Records shown –

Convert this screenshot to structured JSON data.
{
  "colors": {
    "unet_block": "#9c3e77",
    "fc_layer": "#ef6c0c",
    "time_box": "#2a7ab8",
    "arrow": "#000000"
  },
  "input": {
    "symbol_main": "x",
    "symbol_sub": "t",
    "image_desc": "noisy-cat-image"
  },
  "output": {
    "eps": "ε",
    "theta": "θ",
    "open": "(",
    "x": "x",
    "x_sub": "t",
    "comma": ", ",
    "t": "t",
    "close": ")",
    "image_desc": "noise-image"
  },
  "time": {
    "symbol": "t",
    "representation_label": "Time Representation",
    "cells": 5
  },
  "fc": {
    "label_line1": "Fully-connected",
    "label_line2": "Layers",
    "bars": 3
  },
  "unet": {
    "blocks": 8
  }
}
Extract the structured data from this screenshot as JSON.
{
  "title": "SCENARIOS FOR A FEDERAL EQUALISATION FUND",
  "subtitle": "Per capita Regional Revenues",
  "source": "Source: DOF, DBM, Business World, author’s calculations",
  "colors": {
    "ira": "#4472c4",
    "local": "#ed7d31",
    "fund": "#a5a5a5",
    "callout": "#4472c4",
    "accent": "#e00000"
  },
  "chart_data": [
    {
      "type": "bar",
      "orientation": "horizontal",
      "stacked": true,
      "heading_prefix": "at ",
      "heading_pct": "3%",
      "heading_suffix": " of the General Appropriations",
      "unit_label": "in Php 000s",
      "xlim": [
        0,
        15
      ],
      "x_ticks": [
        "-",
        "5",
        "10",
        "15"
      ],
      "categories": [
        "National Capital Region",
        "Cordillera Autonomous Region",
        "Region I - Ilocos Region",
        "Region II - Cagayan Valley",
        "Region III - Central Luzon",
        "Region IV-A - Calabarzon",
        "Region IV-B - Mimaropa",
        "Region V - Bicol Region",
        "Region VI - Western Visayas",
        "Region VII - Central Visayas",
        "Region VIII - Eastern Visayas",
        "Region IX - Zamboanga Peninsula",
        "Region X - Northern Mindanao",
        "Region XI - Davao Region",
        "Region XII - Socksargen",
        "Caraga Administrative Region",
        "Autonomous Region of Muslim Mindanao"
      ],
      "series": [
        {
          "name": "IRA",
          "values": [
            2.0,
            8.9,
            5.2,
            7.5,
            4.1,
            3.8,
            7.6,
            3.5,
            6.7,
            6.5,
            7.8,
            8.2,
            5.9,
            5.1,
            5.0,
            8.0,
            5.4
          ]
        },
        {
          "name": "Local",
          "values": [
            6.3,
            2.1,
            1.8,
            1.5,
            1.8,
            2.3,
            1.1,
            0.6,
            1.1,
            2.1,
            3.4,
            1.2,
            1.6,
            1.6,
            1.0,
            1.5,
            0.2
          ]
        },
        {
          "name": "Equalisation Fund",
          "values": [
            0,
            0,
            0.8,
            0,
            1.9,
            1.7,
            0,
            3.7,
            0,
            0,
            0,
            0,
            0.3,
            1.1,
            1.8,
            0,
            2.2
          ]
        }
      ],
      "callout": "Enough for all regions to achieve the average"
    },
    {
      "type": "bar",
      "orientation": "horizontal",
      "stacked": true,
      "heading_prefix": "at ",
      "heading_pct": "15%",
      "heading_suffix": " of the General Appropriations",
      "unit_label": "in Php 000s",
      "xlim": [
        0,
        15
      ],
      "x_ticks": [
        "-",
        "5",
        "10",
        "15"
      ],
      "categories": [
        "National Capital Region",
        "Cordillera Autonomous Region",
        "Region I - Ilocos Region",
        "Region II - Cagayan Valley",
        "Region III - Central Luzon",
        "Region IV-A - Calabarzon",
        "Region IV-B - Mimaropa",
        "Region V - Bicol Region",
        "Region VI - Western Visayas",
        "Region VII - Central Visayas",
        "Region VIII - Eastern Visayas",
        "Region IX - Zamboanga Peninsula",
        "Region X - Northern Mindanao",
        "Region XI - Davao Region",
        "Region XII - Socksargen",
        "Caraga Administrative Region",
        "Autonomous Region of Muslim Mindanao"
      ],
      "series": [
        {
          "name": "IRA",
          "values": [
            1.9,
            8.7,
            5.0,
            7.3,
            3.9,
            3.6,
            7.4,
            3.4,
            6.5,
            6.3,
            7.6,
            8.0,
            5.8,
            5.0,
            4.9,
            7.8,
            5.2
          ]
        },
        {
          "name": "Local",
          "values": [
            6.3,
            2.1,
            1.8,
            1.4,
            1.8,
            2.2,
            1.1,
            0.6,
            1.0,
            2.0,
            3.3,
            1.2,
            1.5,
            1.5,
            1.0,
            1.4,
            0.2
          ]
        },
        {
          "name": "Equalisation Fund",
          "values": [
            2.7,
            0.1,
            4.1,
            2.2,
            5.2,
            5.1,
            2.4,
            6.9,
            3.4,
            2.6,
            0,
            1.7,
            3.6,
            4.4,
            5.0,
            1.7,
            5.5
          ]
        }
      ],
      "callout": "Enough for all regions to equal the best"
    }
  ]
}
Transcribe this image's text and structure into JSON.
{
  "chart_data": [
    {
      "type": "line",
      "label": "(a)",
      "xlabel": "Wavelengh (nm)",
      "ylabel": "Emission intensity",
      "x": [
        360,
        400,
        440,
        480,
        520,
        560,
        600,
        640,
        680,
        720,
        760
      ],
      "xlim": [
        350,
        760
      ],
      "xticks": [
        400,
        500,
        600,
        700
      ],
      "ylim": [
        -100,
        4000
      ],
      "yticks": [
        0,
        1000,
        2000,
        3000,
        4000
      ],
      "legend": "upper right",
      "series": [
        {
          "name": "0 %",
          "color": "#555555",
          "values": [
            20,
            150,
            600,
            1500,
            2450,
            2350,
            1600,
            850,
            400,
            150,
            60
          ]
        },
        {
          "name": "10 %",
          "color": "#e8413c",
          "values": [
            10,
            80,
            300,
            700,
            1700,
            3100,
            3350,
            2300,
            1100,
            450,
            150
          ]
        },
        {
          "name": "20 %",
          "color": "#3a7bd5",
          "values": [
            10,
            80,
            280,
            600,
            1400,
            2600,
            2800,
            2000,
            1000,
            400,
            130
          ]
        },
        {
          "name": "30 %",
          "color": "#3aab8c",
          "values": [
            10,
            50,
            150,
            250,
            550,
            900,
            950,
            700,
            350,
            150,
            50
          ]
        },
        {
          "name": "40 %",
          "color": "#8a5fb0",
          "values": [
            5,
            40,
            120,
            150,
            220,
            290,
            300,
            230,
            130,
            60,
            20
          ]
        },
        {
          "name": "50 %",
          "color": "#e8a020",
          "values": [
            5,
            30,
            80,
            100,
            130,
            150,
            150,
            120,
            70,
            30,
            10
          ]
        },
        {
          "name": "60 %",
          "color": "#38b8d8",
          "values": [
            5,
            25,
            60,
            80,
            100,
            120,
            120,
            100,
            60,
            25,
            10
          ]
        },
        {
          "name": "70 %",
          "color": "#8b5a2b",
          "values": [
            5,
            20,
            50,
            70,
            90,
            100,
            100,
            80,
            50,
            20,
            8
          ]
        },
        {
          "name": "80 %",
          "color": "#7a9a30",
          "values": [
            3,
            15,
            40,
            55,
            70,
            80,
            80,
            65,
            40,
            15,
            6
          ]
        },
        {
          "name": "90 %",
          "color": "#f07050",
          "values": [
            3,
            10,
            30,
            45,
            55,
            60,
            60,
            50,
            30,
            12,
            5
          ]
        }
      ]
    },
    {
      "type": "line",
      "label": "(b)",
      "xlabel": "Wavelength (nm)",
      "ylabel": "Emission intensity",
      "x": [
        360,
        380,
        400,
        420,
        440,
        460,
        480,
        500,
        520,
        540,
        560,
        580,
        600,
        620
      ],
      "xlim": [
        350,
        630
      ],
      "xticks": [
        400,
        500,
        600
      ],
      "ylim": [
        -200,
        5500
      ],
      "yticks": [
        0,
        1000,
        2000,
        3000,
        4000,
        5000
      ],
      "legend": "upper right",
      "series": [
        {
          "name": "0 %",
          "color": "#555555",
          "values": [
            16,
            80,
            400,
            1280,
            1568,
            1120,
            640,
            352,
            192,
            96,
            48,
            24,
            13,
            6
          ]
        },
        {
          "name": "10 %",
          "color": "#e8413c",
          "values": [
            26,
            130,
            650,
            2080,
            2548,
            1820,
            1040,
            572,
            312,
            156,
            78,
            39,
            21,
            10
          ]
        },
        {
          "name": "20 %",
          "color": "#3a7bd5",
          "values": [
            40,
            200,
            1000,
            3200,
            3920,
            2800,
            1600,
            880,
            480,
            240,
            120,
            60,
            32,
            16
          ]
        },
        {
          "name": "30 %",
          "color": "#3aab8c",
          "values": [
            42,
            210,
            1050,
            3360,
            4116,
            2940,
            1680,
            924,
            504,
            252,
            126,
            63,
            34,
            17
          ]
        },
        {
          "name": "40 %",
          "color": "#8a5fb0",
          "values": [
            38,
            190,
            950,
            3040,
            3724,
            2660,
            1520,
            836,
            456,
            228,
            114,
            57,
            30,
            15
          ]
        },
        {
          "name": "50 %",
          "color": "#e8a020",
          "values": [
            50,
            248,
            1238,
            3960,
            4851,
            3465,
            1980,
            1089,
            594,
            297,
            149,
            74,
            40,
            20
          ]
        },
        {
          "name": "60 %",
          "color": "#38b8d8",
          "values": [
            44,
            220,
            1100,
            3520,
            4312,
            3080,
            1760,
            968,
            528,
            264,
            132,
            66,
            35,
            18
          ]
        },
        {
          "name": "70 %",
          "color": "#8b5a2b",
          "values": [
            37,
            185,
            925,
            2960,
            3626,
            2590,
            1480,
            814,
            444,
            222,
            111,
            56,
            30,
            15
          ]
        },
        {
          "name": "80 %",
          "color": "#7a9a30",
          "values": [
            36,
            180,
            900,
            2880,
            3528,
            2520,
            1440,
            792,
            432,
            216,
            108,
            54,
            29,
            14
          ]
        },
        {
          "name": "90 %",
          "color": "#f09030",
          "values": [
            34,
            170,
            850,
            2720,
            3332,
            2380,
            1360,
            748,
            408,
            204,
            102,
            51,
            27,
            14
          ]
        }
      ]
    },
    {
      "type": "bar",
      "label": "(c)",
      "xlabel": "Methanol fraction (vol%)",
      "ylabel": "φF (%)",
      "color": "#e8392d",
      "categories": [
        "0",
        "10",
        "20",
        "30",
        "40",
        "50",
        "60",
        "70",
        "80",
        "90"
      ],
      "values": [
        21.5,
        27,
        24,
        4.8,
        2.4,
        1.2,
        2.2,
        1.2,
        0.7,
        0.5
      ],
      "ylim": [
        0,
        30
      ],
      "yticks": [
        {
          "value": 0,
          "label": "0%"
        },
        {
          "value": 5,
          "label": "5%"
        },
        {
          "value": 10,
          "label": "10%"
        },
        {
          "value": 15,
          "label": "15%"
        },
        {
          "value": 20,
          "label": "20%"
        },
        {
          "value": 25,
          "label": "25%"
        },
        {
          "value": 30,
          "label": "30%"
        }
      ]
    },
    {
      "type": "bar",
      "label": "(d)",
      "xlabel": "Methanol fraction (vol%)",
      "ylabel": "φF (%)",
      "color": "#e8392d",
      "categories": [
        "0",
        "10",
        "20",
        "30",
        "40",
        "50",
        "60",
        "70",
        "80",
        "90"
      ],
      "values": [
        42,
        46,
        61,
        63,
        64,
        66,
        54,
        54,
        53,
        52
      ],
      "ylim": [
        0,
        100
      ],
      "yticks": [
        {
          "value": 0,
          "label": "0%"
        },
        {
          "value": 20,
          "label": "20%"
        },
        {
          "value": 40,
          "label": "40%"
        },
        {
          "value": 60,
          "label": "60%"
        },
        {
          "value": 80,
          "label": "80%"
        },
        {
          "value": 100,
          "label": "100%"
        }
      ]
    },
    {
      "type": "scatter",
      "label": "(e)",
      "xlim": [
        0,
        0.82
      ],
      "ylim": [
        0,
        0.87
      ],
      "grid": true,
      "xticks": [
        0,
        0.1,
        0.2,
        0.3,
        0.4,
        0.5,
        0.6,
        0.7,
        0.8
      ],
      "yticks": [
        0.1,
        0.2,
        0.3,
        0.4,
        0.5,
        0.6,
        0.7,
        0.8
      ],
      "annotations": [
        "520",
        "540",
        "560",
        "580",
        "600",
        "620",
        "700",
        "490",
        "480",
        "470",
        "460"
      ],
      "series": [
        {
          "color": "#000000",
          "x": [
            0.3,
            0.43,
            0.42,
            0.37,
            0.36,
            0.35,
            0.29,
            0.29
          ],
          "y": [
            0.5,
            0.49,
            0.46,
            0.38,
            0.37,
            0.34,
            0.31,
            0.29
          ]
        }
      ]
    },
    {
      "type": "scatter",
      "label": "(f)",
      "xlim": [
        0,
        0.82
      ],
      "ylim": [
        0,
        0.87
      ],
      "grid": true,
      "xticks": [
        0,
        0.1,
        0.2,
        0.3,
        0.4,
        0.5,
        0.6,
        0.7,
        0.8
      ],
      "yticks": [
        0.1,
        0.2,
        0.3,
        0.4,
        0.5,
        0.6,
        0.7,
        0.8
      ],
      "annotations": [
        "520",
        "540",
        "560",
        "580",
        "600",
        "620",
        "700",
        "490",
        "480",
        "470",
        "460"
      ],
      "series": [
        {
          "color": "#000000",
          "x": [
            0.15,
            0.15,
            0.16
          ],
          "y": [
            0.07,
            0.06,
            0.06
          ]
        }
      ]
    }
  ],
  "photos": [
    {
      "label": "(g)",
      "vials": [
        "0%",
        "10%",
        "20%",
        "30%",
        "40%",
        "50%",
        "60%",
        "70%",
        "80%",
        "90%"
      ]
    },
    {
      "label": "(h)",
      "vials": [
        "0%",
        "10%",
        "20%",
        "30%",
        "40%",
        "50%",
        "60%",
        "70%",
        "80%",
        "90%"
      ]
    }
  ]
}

Goal of the exercise – Track down every line holding the string "this" and copy it.

Response to the task –
Convert this screenshot to structured JSON data.
Extract the structured data from this screenshot as JSON.
Transcribe this image's text and structure into JSON.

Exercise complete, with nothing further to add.